(Collected data entries)
---------------
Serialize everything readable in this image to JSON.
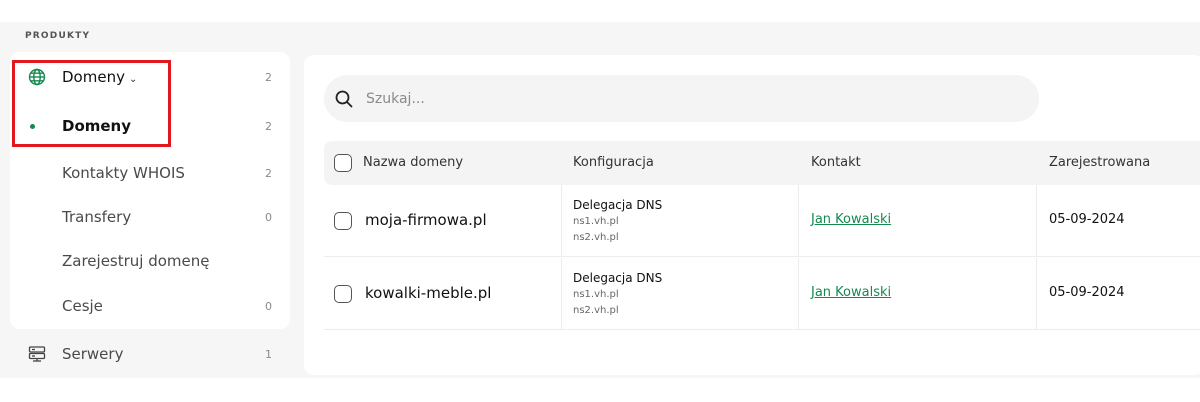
{
  "section_label": "PRODUKTY",
  "sidebar": {
    "items": [
      {
        "label": "Domeny",
        "count": "2",
        "icon": "globe-icon",
        "expanded": true
      },
      {
        "label": "Domeny",
        "count": "2",
        "active": true
      },
      {
        "label": "Kontakty WHOIS",
        "count": "2"
      },
      {
        "label": "Transfery",
        "count": "0"
      },
      {
        "label": "Zarejestruj domenę",
        "count": ""
      },
      {
        "label": "Cesje",
        "count": "0"
      },
      {
        "label": "Serwery",
        "count": "1",
        "icon": "server-icon"
      }
    ]
  },
  "search": {
    "placeholder": "Szukaj..."
  },
  "table": {
    "headers": [
      "Nazwa domeny",
      "Konfiguracja",
      "Kontakt",
      "Zarejestrowana"
    ],
    "rows": [
      {
        "domain": "moja-firmowa.pl",
        "config": "Delegacja DNS",
        "ns1": "ns1.vh.pl",
        "ns2": "ns2.vh.pl",
        "contact": "Jan Kowalski",
        "registered": "05-09-2024"
      },
      {
        "domain": "kowalki-meble.pl",
        "config": "Delegacja DNS",
        "ns1": "ns1.vh.pl",
        "ns2": "ns2.vh.pl",
        "contact": "Jan Kowalski",
        "registered": "05-09-2024"
      }
    ]
  },
  "colors": {
    "accent": "#148a4e",
    "highlight": "#e0191f"
  }
}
---------------
▶ [EXERCISE AIM]
Without the pictures, extract every entry verbatim.

▶ [REPLY TO THE EXERCISE]
Serialize everything readable in this image to JSON.
{
  "section_label": "PRODUKTY",
  "sidebar": {
    "items": [
      {
        "label": "Domeny",
        "count": "2",
        "icon": "globe-icon",
        "expanded": true
      },
      {
        "label": "Domeny",
        "count": "2",
        "active": true
      },
      {
        "label": "Kontakty WHOIS",
        "count": "2"
      },
      {
        "label": "Transfery",
        "count": "0"
      },
      {
        "label": "Zarejestruj domenę",
        "count": ""
      },
      {
        "label": "Cesje",
        "count": "0"
      },
      {
        "label": "Serwery",
        "count": "1",
        "icon": "server-icon"
      }
    ]
  },
  "search": {
    "placeholder": "Szukaj..."
  },
  "table": {
    "headers": [
      "Nazwa domeny",
      "Konfiguracja",
      "Kontakt",
      "Zarejestrowana"
    ],
    "rows": [
      {
        "domain": "moja-firmowa.pl",
        "config": "Delegacja DNS",
        "ns1": "ns1.vh.pl",
        "ns2": "ns2.vh.pl",
        "contact": "Jan Kowalski",
        "registered": "05-09-2024"
      },
      {
        "domain": "kowalki-meble.pl",
        "config": "Delegacja DNS",
        "ns1": "ns1.vh.pl",
        "ns2": "ns2.vh.pl",
        "contact": "Jan Kowalski",
        "registered": "05-09-2024"
      }
    ]
  },
  "colors": {
    "accent": "#148a4e",
    "highlight": "#e0191f"
  }
}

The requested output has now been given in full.